Show every line in the entries below where the word "this" appears.

__Figure record listings__:
>>

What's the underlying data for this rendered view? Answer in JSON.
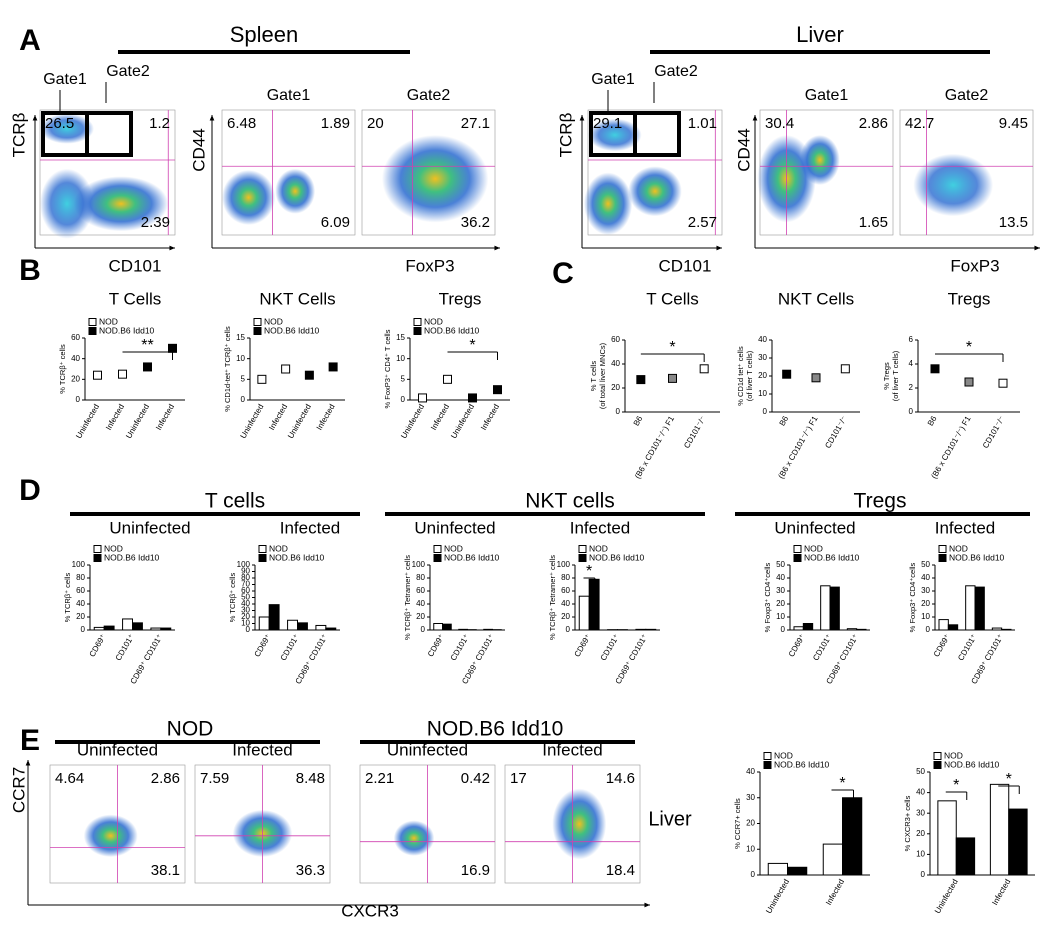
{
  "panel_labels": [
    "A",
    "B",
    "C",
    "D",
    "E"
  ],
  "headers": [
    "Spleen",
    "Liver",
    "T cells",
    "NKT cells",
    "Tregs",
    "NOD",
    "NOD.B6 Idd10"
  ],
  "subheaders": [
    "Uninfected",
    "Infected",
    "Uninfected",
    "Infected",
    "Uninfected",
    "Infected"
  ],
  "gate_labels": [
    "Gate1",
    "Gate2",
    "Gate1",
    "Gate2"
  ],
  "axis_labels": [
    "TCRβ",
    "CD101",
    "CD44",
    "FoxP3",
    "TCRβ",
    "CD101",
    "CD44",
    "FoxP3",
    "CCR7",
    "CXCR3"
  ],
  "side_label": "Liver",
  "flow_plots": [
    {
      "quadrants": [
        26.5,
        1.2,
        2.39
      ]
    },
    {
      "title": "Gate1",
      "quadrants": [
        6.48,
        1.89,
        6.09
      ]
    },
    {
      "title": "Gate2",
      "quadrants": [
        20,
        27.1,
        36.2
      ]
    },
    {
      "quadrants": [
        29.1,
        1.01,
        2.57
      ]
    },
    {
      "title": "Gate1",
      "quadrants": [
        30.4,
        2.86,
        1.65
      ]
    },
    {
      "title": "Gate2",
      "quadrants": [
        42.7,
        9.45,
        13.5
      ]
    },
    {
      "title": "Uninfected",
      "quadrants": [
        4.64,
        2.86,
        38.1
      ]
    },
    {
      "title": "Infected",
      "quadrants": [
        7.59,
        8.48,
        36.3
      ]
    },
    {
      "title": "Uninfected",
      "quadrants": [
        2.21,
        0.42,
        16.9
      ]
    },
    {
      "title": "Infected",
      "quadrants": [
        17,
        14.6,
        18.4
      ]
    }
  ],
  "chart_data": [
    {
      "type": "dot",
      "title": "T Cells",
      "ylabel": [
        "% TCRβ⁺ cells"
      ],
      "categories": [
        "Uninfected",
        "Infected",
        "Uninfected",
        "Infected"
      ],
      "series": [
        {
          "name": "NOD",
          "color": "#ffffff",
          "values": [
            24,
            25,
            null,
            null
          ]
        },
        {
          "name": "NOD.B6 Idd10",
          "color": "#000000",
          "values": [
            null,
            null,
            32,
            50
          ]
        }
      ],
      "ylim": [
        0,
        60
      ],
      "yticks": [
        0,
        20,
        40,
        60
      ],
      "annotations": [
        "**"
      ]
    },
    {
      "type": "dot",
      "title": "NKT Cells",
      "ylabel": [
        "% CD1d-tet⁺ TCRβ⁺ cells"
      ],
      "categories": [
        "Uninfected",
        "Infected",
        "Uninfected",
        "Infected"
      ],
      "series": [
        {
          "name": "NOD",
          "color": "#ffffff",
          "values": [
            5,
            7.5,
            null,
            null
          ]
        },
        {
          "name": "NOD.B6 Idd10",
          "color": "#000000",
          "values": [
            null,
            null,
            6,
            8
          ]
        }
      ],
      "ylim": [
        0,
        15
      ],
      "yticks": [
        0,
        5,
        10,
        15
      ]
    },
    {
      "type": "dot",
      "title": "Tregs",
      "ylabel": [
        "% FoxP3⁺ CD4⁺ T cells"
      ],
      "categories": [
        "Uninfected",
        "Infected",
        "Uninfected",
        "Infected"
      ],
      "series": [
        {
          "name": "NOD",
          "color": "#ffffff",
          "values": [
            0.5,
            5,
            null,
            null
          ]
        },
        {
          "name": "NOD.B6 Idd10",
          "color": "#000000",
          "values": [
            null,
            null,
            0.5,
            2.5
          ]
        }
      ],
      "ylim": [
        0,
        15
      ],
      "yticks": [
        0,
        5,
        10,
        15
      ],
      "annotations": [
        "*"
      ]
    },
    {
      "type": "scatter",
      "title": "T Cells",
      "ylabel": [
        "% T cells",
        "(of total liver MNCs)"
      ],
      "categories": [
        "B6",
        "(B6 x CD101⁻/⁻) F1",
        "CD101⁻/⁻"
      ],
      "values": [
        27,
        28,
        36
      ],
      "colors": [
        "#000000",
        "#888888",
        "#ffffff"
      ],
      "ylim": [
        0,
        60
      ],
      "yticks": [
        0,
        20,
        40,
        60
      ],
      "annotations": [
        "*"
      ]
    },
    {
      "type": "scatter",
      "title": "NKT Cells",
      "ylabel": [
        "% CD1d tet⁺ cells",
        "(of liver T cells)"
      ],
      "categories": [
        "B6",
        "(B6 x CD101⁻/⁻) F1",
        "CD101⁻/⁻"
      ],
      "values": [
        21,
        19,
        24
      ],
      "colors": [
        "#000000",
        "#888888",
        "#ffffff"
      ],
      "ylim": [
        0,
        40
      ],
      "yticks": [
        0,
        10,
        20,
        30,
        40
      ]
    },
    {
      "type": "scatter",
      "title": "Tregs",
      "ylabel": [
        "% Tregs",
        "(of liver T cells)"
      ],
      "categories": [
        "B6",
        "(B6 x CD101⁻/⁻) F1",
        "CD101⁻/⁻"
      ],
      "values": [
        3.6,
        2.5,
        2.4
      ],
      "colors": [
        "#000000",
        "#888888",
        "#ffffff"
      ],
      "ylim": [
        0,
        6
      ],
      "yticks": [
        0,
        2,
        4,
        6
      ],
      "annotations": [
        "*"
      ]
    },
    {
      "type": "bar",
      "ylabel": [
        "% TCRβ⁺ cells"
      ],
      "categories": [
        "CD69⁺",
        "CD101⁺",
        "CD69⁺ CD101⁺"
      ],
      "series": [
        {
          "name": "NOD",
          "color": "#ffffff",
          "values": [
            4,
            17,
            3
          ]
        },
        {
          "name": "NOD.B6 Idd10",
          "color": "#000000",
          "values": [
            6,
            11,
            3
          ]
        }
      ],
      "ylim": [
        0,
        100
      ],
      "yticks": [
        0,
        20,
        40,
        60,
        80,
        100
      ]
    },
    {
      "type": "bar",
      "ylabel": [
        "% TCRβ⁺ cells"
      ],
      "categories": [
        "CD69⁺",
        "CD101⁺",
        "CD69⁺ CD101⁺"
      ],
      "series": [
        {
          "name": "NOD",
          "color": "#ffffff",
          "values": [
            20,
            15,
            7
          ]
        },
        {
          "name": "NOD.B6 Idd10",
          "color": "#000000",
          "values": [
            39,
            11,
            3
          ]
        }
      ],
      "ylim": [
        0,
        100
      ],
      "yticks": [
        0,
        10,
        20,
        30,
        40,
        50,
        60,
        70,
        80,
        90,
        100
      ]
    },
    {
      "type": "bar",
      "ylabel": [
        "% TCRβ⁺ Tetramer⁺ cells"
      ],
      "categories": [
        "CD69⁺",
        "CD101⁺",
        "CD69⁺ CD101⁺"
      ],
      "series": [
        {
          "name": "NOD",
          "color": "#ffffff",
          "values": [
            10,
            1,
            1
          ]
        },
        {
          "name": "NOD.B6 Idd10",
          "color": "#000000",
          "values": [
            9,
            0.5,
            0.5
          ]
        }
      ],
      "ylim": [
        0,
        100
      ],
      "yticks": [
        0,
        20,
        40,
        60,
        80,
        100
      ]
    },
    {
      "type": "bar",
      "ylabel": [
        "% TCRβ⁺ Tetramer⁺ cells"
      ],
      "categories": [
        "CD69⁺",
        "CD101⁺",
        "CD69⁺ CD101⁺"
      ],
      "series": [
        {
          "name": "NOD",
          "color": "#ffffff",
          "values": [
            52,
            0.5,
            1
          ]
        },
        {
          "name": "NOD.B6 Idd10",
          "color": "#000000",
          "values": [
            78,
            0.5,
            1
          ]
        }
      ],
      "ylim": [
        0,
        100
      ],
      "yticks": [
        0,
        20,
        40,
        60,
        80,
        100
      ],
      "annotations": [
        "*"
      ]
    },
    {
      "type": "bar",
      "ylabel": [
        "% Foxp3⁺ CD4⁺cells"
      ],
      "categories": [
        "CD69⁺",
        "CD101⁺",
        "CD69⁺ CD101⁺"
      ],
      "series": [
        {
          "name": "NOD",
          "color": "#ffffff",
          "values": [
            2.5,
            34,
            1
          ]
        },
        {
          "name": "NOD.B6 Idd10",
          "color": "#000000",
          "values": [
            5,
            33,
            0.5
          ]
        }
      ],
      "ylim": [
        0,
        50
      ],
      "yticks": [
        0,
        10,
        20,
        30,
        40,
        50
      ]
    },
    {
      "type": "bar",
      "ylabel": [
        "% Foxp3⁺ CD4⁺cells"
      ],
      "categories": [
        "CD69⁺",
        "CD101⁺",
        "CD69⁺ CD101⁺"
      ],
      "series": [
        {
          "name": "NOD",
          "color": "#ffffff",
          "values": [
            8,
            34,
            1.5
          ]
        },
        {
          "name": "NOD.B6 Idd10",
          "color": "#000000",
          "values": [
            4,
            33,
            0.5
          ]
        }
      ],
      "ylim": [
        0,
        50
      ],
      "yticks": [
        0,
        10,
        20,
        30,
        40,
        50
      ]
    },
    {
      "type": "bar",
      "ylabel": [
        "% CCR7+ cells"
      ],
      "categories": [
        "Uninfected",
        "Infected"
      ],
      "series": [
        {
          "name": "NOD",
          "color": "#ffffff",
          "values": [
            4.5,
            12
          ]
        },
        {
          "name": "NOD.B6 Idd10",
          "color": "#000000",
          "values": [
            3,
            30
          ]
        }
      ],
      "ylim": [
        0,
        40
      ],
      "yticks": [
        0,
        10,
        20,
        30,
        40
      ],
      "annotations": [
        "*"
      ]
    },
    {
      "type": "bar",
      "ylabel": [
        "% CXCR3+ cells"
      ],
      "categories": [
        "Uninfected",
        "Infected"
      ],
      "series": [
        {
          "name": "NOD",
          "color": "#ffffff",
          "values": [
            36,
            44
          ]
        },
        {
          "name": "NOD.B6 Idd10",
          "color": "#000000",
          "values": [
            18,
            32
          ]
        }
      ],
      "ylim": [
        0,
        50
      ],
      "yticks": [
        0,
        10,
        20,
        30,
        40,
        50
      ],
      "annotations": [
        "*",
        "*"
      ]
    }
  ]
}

<<
>>

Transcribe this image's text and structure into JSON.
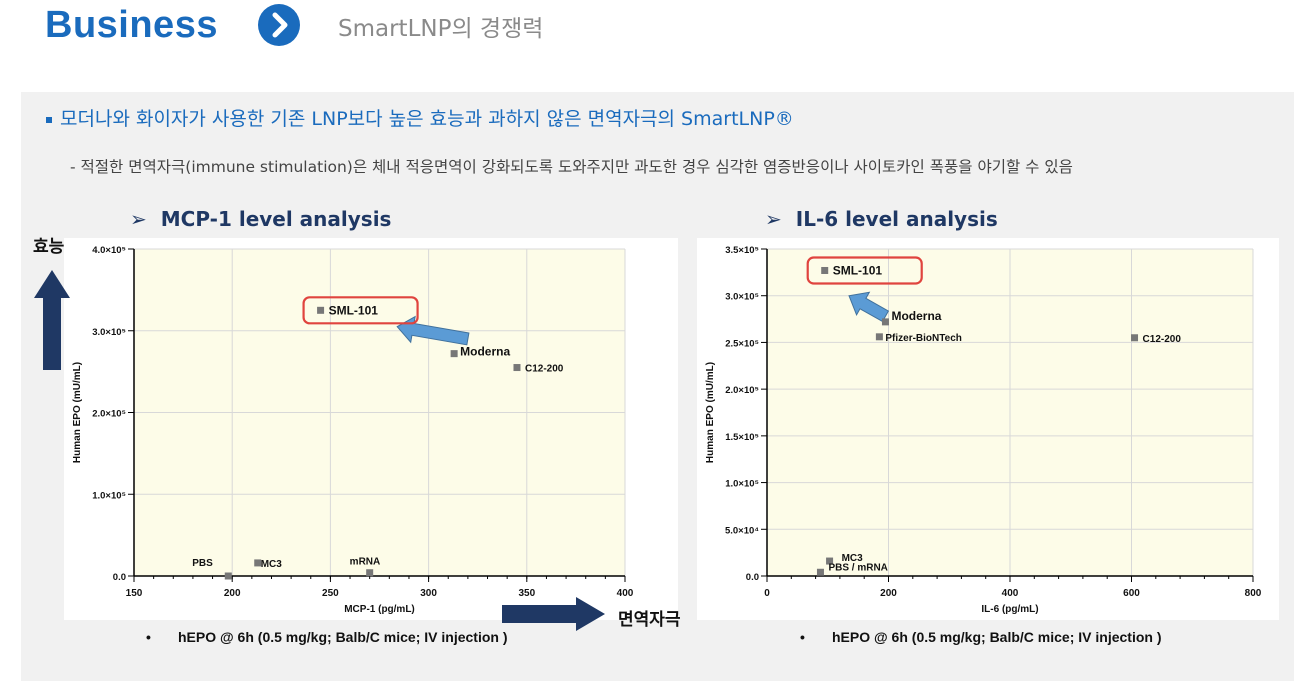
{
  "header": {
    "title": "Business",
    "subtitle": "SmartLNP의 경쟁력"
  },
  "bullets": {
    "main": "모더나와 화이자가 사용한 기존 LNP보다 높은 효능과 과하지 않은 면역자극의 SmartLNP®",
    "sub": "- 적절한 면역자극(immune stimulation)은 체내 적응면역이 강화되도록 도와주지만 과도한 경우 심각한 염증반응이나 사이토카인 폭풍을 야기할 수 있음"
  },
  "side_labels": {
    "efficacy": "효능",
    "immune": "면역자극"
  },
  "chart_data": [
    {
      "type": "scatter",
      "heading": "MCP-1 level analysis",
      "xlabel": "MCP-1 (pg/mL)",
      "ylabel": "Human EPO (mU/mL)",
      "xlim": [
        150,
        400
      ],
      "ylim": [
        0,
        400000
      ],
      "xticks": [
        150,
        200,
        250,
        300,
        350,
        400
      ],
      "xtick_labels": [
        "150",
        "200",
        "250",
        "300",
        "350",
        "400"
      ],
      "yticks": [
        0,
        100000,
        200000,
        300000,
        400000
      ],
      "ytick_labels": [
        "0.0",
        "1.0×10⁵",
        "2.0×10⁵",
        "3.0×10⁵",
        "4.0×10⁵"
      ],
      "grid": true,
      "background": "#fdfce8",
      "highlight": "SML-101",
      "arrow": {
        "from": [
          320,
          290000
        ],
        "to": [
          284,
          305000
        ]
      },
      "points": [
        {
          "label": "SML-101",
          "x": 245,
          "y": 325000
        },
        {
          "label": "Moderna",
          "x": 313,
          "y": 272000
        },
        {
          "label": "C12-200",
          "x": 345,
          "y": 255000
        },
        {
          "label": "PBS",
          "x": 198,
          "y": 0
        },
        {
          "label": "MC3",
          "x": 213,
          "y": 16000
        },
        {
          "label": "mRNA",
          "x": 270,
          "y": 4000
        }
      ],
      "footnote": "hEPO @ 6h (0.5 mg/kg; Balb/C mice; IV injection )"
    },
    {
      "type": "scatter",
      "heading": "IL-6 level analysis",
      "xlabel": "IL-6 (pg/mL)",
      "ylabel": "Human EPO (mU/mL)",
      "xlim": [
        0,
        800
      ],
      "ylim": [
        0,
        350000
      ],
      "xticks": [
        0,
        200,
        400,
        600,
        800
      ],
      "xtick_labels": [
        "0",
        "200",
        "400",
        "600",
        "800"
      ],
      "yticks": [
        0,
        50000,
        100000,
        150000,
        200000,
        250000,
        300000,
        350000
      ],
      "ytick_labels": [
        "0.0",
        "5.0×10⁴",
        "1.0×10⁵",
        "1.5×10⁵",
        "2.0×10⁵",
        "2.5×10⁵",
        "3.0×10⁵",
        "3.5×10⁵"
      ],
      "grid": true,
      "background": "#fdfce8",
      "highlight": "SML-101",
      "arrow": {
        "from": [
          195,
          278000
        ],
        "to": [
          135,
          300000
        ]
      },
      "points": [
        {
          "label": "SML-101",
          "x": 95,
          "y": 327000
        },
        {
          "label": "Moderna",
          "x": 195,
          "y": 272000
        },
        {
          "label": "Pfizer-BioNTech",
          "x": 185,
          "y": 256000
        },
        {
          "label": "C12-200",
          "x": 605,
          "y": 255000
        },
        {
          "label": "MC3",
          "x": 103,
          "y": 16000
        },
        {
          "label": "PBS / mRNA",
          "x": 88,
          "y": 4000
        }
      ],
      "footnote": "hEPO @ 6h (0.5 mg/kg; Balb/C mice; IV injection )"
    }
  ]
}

<<

__Response to the exercise__:
What's the underlying data for this rendered view? Answer in JSON.
Transcribe this image's text and structure into JSON.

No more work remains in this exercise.